REQUEST A
In the movie release commentary, which Academy Awards ceremony is named as approaching?

DOCUMENT TEXT
Release: Friday, February 21, 2014
Yes, we are indeed struggling through February, aren’t we? Officially in the shadow of Judgment Day, otherwise known as the 86th Academy Awards Ceremony — an event so big its given a whole new name to the day on which it falls. Oscars Sunday has all but ensured that the six-ish weeks leading up to it will be filled with film releases that don’t even bother trying to be good.
For anyone who doesn’t have a cot set up in back of their local theater, this time period makes no difference, but for those who consider the theater home away from home already know January and February to be the infamously treacherous part of the calendar year. To have so much influence as to cause quality filmmakers to go into hibernating for a couple of months is the kind of influence I’d like to have. That’s power you can’t buy, but that good old Oscar has.

SUPPLIED RECORDS
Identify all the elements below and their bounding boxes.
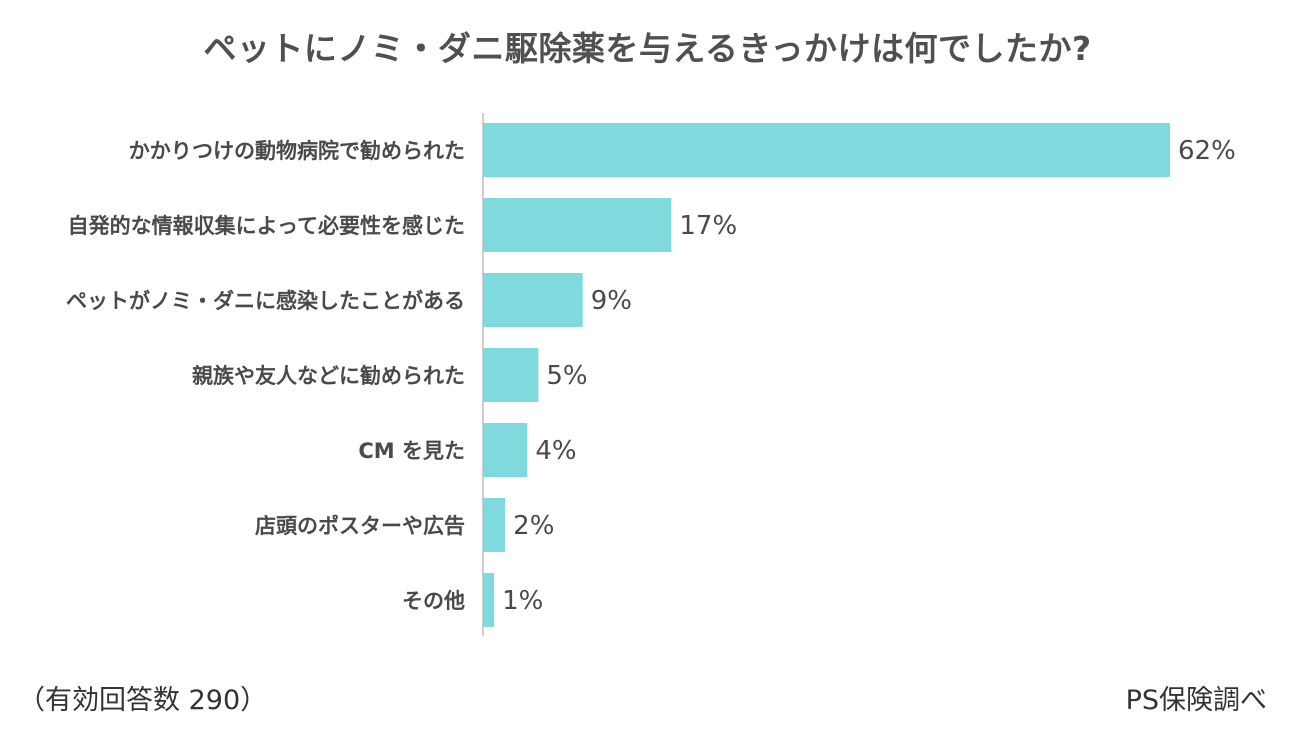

==

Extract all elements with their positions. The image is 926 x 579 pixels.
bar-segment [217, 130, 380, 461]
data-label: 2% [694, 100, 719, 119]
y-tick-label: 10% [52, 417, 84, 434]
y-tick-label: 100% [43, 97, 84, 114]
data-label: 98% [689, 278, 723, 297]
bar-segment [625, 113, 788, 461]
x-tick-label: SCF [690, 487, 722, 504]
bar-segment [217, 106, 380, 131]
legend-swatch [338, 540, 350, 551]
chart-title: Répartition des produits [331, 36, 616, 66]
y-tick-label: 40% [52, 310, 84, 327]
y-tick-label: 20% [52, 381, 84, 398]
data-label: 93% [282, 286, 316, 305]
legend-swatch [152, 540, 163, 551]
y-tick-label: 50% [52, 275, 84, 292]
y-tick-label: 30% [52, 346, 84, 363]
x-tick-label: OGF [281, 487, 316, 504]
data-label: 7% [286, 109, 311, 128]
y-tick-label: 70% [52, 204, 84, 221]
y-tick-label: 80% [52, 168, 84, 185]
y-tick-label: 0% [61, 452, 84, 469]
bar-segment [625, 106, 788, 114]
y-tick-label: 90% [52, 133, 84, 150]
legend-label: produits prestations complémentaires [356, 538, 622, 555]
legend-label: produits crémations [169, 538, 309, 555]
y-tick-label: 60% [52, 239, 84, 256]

REQUEST B
Format the lines of the records as a numbered list, starting at the line that contains "Extract all elements" and ending at the line that contains "y-tick-label: 60% [52, 239, 84, 256]", with both included and blank lines omitted.

RIGHT ANSWER A
The 86th Academy Awards Ceremony.

RIGHT ANSWER B
1. Extract all elements with their positions. The image is 926 x 579 pixels.
2. bar-segment [217, 130, 380, 461]
3. data-label: 2% [694, 100, 719, 119]
4. y-tick-label: 10% [52, 417, 84, 434]
5. y-tick-label: 100% [43, 97, 84, 114]
6. data-label: 98% [689, 278, 723, 297]
7. bar-segment [625, 113, 788, 461]
8. x-tick-label: SCF [690, 487, 722, 504]
9. bar-segment [217, 106, 380, 131]
10. legend-swatch [338, 540, 350, 551]
11. chart-title: Répartition des produits [331, 36, 616, 66]
12. y-tick-label: 40% [52, 310, 84, 327]
13. y-tick-label: 20% [52, 381, 84, 398]
14. data-label: 93% [282, 286, 316, 305]
15. legend-swatch [152, 540, 163, 551]
16. y-tick-label: 50% [52, 275, 84, 292]
17. y-tick-label: 30% [52, 346, 84, 363]
18. x-tick-label: OGF [281, 487, 316, 504]
19. data-label: 7% [286, 109, 311, 128]
20. y-tick-label: 70% [52, 204, 84, 221]
21. y-tick-label: 80% [52, 168, 84, 185]
22. y-tick-label: 0% [61, 452, 84, 469]
23. bar-segment [625, 106, 788, 114]
24. y-tick-label: 90% [52, 133, 84, 150]
25. legend-label: produits prestations complémentaires [356, 538, 622, 555]
26. legend-label: produits crémations [169, 538, 309, 555]
27. y-tick-label: 60% [52, 239, 84, 256]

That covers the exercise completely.